# Exercise objective
Skip the pictures and extract all of the lines exactly as written.

>> Begin Material for the task

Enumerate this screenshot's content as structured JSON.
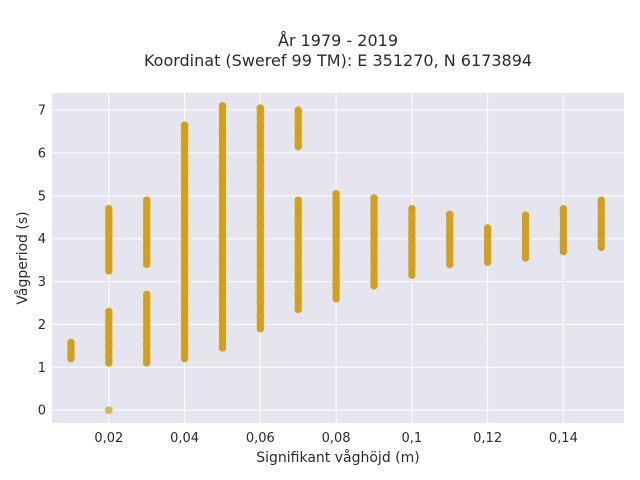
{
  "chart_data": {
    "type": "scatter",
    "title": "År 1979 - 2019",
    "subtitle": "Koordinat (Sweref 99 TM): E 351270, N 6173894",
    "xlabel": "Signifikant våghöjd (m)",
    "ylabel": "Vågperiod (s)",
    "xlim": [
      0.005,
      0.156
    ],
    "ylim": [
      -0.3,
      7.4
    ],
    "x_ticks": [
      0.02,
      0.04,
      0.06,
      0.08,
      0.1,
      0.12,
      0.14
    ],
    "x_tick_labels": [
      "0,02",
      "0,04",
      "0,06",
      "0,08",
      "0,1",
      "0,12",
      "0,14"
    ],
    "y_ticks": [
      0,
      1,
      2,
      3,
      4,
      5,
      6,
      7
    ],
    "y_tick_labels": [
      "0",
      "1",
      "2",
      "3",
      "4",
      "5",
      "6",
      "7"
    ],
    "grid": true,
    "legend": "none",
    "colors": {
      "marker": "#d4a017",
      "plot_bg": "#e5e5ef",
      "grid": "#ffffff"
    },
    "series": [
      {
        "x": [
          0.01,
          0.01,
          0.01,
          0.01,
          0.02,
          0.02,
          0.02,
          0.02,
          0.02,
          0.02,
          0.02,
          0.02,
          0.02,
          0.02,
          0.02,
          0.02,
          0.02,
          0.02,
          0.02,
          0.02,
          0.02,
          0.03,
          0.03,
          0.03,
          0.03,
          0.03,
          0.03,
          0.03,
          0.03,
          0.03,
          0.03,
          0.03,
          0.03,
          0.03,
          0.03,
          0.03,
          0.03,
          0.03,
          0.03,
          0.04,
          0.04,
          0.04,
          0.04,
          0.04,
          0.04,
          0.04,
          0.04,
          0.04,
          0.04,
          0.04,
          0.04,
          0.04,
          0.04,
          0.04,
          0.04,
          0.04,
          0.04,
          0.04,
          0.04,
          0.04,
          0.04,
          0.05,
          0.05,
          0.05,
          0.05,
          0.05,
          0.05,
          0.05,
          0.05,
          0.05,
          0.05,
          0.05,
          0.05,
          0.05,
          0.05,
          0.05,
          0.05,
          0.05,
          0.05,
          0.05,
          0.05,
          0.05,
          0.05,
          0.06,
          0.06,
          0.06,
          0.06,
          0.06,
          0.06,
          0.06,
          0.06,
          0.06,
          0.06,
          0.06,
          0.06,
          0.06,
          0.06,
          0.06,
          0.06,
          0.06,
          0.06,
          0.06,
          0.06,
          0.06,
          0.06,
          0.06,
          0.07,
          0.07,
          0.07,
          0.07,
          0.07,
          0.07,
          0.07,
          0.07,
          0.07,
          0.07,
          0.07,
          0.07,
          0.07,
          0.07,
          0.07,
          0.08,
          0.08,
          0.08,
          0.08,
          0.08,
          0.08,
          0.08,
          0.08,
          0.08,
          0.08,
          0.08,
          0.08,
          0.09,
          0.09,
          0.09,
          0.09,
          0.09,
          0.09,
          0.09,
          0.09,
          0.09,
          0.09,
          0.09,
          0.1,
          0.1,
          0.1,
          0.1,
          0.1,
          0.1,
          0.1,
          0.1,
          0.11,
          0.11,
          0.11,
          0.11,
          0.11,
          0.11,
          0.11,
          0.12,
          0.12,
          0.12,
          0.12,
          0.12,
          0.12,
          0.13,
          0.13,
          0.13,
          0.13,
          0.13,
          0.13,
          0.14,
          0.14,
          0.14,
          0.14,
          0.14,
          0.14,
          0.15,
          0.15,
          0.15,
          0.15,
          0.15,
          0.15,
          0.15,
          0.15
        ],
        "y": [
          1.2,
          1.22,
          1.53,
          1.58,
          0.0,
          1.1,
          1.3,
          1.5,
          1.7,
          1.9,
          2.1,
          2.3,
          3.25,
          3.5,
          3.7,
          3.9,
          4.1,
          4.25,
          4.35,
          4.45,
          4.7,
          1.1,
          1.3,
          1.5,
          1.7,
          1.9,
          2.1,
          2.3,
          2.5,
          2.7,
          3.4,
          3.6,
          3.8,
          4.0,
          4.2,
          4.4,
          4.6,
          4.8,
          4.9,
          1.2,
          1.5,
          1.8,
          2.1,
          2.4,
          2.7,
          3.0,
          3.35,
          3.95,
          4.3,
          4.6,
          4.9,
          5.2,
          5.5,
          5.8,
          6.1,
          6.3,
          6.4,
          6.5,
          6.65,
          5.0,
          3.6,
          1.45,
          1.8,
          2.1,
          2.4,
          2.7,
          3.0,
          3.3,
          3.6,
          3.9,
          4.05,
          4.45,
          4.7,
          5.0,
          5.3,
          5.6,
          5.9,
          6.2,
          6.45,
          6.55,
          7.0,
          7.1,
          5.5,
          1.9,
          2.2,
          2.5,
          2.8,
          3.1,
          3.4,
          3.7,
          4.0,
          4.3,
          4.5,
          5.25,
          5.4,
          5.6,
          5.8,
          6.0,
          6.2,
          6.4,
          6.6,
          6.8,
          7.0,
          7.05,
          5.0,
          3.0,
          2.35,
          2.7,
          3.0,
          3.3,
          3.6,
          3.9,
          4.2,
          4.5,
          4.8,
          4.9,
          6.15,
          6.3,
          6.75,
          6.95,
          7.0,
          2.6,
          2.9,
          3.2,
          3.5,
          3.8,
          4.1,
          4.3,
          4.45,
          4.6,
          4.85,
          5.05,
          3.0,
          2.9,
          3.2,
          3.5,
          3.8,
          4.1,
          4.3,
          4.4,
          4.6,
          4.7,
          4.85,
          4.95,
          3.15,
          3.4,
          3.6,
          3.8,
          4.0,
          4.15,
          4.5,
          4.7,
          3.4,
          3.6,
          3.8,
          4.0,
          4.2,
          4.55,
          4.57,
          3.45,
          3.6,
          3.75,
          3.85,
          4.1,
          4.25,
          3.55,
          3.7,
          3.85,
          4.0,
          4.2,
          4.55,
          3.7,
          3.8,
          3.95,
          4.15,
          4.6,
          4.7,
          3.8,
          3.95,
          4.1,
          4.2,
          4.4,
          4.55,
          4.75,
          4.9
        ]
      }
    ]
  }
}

>> End Material for the task

# Complete output
Enumerate this screenshot's content as structured JSON.
{
  "chart_data": {
    "type": "scatter",
    "title": "År 1979 - 2019",
    "subtitle": "Koordinat (Sweref 99 TM): E 351270, N 6173894",
    "xlabel": "Signifikant våghöjd (m)",
    "ylabel": "Vågperiod (s)",
    "xlim": [
      0.005,
      0.156
    ],
    "ylim": [
      -0.3,
      7.4
    ],
    "x_ticks": [
      0.02,
      0.04,
      0.06,
      0.08,
      0.1,
      0.12,
      0.14
    ],
    "x_tick_labels": [
      "0,02",
      "0,04",
      "0,06",
      "0,08",
      "0,1",
      "0,12",
      "0,14"
    ],
    "y_ticks": [
      0,
      1,
      2,
      3,
      4,
      5,
      6,
      7
    ],
    "y_tick_labels": [
      "0",
      "1",
      "2",
      "3",
      "4",
      "5",
      "6",
      "7"
    ],
    "grid": true,
    "legend": "none",
    "colors": {
      "marker": "#d4a017",
      "plot_bg": "#e5e5ef",
      "grid": "#ffffff"
    },
    "series": [
      {
        "x": [
          0.01,
          0.01,
          0.01,
          0.01,
          0.02,
          0.02,
          0.02,
          0.02,
          0.02,
          0.02,
          0.02,
          0.02,
          0.02,
          0.02,
          0.02,
          0.02,
          0.02,
          0.02,
          0.02,
          0.02,
          0.02,
          0.03,
          0.03,
          0.03,
          0.03,
          0.03,
          0.03,
          0.03,
          0.03,
          0.03,
          0.03,
          0.03,
          0.03,
          0.03,
          0.03,
          0.03,
          0.03,
          0.03,
          0.03,
          0.04,
          0.04,
          0.04,
          0.04,
          0.04,
          0.04,
          0.04,
          0.04,
          0.04,
          0.04,
          0.04,
          0.04,
          0.04,
          0.04,
          0.04,
          0.04,
          0.04,
          0.04,
          0.04,
          0.04,
          0.04,
          0.04,
          0.05,
          0.05,
          0.05,
          0.05,
          0.05,
          0.05,
          0.05,
          0.05,
          0.05,
          0.05,
          0.05,
          0.05,
          0.05,
          0.05,
          0.05,
          0.05,
          0.05,
          0.05,
          0.05,
          0.05,
          0.05,
          0.05,
          0.06,
          0.06,
          0.06,
          0.06,
          0.06,
          0.06,
          0.06,
          0.06,
          0.06,
          0.06,
          0.06,
          0.06,
          0.06,
          0.06,
          0.06,
          0.06,
          0.06,
          0.06,
          0.06,
          0.06,
          0.06,
          0.06,
          0.06,
          0.07,
          0.07,
          0.07,
          0.07,
          0.07,
          0.07,
          0.07,
          0.07,
          0.07,
          0.07,
          0.07,
          0.07,
          0.07,
          0.07,
          0.07,
          0.08,
          0.08,
          0.08,
          0.08,
          0.08,
          0.08,
          0.08,
          0.08,
          0.08,
          0.08,
          0.08,
          0.08,
          0.09,
          0.09,
          0.09,
          0.09,
          0.09,
          0.09,
          0.09,
          0.09,
          0.09,
          0.09,
          0.09,
          0.1,
          0.1,
          0.1,
          0.1,
          0.1,
          0.1,
          0.1,
          0.1,
          0.11,
          0.11,
          0.11,
          0.11,
          0.11,
          0.11,
          0.11,
          0.12,
          0.12,
          0.12,
          0.12,
          0.12,
          0.12,
          0.13,
          0.13,
          0.13,
          0.13,
          0.13,
          0.13,
          0.14,
          0.14,
          0.14,
          0.14,
          0.14,
          0.14,
          0.15,
          0.15,
          0.15,
          0.15,
          0.15,
          0.15,
          0.15,
          0.15
        ],
        "y": [
          1.2,
          1.22,
          1.53,
          1.58,
          0.0,
          1.1,
          1.3,
          1.5,
          1.7,
          1.9,
          2.1,
          2.3,
          3.25,
          3.5,
          3.7,
          3.9,
          4.1,
          4.25,
          4.35,
          4.45,
          4.7,
          1.1,
          1.3,
          1.5,
          1.7,
          1.9,
          2.1,
          2.3,
          2.5,
          2.7,
          3.4,
          3.6,
          3.8,
          4.0,
          4.2,
          4.4,
          4.6,
          4.8,
          4.9,
          1.2,
          1.5,
          1.8,
          2.1,
          2.4,
          2.7,
          3.0,
          3.35,
          3.95,
          4.3,
          4.6,
          4.9,
          5.2,
          5.5,
          5.8,
          6.1,
          6.3,
          6.4,
          6.5,
          6.65,
          5.0,
          3.6,
          1.45,
          1.8,
          2.1,
          2.4,
          2.7,
          3.0,
          3.3,
          3.6,
          3.9,
          4.05,
          4.45,
          4.7,
          5.0,
          5.3,
          5.6,
          5.9,
          6.2,
          6.45,
          6.55,
          7.0,
          7.1,
          5.5,
          1.9,
          2.2,
          2.5,
          2.8,
          3.1,
          3.4,
          3.7,
          4.0,
          4.3,
          4.5,
          5.25,
          5.4,
          5.6,
          5.8,
          6.0,
          6.2,
          6.4,
          6.6,
          6.8,
          7.0,
          7.05,
          5.0,
          3.0,
          2.35,
          2.7,
          3.0,
          3.3,
          3.6,
          3.9,
          4.2,
          4.5,
          4.8,
          4.9,
          6.15,
          6.3,
          6.75,
          6.95,
          7.0,
          2.6,
          2.9,
          3.2,
          3.5,
          3.8,
          4.1,
          4.3,
          4.45,
          4.6,
          4.85,
          5.05,
          3.0,
          2.9,
          3.2,
          3.5,
          3.8,
          4.1,
          4.3,
          4.4,
          4.6,
          4.7,
          4.85,
          4.95,
          3.15,
          3.4,
          3.6,
          3.8,
          4.0,
          4.15,
          4.5,
          4.7,
          3.4,
          3.6,
          3.8,
          4.0,
          4.2,
          4.55,
          4.57,
          3.45,
          3.6,
          3.75,
          3.85,
          4.1,
          4.25,
          3.55,
          3.7,
          3.85,
          4.0,
          4.2,
          4.55,
          3.7,
          3.8,
          3.95,
          4.15,
          4.6,
          4.7,
          3.8,
          3.95,
          4.1,
          4.2,
          4.4,
          4.55,
          4.75,
          4.9
        ]
      }
    ]
  }
}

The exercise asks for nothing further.